> **WHAT TO WORK ON**:
Determine which lines contain the word "Composition", then copy those lines.

[Part of a data file]
** START **

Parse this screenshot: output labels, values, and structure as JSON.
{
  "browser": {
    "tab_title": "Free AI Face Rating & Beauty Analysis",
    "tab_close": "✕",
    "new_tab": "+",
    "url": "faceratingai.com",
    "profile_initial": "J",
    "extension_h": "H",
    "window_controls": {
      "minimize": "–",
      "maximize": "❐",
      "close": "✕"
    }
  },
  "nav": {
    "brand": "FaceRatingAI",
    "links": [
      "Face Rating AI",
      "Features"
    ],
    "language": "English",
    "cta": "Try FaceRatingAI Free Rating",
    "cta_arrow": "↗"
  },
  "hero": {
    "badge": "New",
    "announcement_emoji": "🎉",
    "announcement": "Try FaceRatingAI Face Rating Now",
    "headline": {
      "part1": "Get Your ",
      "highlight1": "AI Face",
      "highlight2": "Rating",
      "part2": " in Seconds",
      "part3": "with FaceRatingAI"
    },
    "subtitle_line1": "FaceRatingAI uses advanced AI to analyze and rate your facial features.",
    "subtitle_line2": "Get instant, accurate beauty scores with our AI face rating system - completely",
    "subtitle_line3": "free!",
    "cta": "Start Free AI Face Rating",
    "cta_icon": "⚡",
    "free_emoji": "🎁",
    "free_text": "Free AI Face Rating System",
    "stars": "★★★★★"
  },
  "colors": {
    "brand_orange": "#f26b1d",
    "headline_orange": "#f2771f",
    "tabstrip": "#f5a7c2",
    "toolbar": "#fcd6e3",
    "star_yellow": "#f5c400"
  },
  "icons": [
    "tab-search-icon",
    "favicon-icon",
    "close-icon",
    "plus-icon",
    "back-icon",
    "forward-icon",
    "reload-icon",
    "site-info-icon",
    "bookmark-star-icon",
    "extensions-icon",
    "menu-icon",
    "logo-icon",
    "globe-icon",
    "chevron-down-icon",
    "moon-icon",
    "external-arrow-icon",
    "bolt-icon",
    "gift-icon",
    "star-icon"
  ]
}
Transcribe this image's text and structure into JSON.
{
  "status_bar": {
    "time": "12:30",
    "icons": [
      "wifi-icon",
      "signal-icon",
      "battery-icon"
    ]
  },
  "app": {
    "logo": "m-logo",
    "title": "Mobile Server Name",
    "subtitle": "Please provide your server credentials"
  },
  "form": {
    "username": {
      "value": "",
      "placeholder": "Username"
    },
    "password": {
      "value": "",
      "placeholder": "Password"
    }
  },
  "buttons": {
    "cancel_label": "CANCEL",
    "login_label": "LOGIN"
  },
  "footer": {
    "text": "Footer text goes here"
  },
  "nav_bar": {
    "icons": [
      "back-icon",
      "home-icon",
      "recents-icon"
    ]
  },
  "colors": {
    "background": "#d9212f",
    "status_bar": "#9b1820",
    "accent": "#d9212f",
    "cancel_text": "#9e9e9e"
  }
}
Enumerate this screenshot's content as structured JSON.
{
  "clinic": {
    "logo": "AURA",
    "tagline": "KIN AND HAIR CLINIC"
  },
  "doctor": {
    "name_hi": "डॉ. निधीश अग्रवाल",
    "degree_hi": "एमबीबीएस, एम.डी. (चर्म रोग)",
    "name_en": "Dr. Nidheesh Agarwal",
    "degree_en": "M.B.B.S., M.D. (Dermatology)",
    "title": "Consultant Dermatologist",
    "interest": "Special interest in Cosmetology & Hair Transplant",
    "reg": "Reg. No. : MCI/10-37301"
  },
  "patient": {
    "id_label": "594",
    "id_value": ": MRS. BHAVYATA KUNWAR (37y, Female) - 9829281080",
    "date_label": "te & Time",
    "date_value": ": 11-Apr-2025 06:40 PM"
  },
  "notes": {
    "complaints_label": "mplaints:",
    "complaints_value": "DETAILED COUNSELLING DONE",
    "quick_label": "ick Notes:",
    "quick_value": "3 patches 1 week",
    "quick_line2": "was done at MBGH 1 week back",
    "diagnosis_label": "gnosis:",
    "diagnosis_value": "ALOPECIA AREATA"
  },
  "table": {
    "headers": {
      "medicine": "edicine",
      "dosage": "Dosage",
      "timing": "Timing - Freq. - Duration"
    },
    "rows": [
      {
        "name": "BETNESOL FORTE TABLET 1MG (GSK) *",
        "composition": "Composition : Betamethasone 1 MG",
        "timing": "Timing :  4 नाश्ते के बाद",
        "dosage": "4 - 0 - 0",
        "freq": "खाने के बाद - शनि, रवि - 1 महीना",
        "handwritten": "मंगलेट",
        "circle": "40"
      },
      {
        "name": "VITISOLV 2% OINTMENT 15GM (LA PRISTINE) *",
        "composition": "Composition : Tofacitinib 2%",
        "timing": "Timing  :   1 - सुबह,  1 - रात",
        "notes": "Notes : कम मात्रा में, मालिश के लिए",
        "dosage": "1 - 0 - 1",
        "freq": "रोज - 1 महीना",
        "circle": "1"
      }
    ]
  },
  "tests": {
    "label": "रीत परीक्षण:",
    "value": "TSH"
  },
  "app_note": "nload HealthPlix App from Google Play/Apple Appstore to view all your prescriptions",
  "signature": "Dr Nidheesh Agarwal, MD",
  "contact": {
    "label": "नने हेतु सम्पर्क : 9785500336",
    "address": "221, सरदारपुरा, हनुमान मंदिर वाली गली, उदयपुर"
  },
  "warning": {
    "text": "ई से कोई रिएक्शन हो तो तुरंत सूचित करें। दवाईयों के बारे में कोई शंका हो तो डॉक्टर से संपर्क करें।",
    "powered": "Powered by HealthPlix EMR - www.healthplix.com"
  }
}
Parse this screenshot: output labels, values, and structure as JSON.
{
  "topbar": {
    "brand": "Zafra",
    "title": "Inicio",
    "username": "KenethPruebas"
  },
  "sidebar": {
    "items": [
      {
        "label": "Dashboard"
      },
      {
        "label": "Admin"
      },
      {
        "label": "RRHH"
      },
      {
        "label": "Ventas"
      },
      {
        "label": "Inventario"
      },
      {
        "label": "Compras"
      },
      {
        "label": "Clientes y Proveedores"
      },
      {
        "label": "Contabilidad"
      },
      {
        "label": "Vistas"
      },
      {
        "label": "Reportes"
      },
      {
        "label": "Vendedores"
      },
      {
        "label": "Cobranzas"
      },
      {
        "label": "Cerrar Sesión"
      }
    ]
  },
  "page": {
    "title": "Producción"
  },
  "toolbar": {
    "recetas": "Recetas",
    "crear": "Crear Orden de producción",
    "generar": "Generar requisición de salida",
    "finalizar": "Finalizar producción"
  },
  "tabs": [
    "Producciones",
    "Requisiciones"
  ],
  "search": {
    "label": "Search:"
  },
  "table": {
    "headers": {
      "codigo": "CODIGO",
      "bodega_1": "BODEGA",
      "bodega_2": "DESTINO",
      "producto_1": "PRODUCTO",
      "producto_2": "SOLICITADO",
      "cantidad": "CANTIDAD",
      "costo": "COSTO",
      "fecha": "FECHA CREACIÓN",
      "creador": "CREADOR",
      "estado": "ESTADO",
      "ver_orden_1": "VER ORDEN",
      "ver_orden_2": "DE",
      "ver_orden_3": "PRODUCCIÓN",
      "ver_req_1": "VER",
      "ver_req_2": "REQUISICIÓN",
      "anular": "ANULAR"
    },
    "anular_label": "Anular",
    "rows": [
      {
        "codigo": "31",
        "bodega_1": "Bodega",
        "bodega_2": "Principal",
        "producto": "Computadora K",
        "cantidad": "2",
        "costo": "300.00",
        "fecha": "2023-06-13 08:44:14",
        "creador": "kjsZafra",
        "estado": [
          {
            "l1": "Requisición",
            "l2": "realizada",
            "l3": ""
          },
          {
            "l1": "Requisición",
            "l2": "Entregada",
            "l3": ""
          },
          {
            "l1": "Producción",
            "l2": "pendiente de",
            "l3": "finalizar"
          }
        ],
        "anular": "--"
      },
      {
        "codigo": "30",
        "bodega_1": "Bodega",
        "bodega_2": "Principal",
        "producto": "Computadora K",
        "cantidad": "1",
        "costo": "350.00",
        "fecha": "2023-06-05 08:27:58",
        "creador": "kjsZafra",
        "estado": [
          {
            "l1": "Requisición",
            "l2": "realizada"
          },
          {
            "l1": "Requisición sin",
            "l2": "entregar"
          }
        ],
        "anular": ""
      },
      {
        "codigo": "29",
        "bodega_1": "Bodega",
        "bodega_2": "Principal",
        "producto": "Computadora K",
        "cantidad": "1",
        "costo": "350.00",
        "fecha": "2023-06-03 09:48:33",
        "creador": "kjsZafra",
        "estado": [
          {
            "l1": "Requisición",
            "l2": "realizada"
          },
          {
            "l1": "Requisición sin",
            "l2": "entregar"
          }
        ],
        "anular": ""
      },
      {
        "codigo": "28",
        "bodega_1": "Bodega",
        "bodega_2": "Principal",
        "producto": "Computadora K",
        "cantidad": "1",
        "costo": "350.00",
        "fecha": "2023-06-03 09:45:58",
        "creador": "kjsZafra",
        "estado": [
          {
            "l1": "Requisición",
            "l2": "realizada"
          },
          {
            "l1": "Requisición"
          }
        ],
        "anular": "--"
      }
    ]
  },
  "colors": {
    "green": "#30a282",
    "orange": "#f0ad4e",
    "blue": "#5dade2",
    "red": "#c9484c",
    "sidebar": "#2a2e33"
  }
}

** END **

> **FINAL RESULT**:
        "composition": "Composition : Betamethasone 1 MG",
        "composition": "Composition : Tofacitinib 2%",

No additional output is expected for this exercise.